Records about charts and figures

## Begin

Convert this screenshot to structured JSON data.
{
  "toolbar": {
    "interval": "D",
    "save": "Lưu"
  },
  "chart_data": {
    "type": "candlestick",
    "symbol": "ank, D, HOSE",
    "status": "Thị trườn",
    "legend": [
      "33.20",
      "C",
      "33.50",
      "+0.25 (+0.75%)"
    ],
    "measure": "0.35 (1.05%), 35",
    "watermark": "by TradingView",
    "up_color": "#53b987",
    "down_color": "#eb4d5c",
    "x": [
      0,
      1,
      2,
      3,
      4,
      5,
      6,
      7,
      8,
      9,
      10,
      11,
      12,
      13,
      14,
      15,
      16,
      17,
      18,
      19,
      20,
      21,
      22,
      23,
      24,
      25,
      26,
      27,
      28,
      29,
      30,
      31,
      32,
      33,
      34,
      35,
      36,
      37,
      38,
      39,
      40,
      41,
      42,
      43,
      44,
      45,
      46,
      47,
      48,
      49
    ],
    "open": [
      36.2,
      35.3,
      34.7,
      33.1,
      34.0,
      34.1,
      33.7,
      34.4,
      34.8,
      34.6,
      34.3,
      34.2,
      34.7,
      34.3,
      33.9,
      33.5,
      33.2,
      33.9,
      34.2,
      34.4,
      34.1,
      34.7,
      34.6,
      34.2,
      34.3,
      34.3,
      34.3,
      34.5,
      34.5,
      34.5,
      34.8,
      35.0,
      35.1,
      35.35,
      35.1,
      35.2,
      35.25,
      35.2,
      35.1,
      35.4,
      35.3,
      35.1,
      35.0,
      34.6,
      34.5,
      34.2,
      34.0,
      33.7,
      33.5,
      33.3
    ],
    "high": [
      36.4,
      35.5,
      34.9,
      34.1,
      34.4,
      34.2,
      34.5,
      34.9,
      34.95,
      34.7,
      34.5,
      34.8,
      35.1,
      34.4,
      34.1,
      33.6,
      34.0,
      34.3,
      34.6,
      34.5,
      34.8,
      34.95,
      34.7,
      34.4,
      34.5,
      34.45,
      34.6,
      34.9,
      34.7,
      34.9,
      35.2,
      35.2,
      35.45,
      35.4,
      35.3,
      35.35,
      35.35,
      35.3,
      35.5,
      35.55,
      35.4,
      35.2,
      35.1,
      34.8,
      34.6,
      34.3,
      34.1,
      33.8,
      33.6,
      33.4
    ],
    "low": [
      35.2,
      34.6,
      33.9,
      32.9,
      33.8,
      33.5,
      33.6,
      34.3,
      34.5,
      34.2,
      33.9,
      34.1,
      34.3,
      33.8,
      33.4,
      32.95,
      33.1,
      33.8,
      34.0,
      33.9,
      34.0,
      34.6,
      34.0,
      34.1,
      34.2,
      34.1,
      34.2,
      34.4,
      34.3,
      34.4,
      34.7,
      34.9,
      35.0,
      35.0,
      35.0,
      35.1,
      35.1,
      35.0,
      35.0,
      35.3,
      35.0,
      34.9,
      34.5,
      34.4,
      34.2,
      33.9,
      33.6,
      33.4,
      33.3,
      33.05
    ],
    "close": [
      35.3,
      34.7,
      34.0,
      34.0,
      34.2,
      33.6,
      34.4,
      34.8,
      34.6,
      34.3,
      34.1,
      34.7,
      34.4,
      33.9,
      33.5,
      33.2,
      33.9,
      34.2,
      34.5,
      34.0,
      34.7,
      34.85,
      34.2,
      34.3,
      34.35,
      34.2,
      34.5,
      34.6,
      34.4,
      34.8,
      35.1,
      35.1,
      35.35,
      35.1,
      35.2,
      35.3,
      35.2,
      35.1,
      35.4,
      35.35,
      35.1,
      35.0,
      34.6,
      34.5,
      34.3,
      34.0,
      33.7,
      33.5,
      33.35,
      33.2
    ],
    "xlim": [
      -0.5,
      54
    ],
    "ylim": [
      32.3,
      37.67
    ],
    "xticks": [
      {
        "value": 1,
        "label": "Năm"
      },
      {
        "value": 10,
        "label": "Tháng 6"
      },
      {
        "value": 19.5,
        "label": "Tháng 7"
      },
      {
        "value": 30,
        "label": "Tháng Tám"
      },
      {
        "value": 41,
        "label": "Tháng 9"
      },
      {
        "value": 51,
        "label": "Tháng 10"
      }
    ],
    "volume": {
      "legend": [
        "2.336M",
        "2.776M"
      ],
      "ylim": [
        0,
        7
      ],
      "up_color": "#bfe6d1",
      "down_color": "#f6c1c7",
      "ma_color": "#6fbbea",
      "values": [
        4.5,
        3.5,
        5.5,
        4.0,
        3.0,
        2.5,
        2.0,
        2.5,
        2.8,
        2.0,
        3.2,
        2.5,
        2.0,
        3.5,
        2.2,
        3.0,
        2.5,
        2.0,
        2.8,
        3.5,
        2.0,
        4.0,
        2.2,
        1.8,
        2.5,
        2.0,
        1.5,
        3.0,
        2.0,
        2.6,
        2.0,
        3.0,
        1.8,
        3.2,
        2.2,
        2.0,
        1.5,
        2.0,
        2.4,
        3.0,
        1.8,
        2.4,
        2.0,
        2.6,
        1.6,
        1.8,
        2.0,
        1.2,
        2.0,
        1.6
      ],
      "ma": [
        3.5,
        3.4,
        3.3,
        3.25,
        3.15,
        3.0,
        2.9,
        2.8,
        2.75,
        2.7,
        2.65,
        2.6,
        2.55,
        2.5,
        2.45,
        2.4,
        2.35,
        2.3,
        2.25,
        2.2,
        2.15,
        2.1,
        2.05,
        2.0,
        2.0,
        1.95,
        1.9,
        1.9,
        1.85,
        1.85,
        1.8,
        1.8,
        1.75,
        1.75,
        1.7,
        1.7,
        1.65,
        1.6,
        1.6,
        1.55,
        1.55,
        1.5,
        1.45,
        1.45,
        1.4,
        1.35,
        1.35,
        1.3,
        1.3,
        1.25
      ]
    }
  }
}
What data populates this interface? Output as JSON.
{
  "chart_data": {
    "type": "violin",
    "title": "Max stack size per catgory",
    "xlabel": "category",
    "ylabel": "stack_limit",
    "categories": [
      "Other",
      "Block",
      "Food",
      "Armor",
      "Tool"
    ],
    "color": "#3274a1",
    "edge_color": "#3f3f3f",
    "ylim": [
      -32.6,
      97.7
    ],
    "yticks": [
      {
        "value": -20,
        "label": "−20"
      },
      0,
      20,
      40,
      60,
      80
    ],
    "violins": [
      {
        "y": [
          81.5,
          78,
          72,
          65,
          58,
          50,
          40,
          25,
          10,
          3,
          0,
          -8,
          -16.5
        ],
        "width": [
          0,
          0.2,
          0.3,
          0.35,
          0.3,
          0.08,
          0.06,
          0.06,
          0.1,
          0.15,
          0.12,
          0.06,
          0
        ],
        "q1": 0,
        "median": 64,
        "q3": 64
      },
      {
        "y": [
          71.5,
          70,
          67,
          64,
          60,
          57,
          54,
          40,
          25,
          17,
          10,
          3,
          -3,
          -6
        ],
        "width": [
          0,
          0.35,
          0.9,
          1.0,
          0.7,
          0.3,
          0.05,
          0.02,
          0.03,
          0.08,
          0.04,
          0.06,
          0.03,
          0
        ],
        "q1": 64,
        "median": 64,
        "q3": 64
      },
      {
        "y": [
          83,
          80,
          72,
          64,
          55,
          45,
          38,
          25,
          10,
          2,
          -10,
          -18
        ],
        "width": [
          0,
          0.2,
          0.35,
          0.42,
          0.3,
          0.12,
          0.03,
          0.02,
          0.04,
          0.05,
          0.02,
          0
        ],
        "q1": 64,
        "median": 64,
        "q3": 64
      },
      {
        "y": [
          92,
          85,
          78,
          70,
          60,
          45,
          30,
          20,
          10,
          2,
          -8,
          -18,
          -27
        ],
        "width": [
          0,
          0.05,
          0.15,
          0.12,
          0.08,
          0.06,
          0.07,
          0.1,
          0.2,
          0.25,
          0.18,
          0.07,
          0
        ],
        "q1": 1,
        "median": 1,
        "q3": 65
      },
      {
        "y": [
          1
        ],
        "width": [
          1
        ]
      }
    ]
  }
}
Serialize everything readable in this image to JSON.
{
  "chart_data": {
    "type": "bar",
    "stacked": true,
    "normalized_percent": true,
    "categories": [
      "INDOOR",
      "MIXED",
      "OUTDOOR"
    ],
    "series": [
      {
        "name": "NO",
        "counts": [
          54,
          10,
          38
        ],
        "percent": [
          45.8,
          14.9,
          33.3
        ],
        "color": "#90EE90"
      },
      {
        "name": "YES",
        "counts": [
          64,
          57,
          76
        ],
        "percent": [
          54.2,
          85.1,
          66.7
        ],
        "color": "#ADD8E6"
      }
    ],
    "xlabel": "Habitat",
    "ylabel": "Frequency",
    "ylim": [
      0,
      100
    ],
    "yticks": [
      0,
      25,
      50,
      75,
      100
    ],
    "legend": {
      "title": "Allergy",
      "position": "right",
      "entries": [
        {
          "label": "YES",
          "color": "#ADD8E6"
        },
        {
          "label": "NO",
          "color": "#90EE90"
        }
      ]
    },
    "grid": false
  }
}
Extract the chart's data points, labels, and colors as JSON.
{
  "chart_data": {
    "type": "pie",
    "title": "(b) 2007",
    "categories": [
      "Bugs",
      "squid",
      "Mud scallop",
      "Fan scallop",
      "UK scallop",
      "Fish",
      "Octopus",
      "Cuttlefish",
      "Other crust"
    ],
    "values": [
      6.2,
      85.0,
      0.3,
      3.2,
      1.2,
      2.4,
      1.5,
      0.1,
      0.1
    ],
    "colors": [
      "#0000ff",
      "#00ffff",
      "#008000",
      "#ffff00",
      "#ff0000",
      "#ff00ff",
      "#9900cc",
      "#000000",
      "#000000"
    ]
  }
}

## End

Stated task: Reproduce exactly, with nothing added, the lines from the one that contains "Extract the chart's" to the end of the data.

In response:
Extract the chart's data points, labels, and colors as JSON.
{
  "chart_data": {
    "type": "pie",
    "title": "(b) 2007",
    "categories": [
      "Bugs",
      "squid",
      "Mud scallop",
      "Fan scallop",
      "UK scallop",
      "Fish",
      "Octopus",
      "Cuttlefish",
      "Other crust"
    ],
    "values": [
      6.2,
      85.0,
      0.3,
      3.2,
      1.2,
      2.4,
      1.5,
      0.1,
      0.1
    ],
    "colors": [
      "#0000ff",
      "#00ffff",
      "#008000",
      "#ffff00",
      "#ff0000",
      "#ff00ff",
      "#9900cc",
      "#000000",
      "#000000"
    ]
  }
}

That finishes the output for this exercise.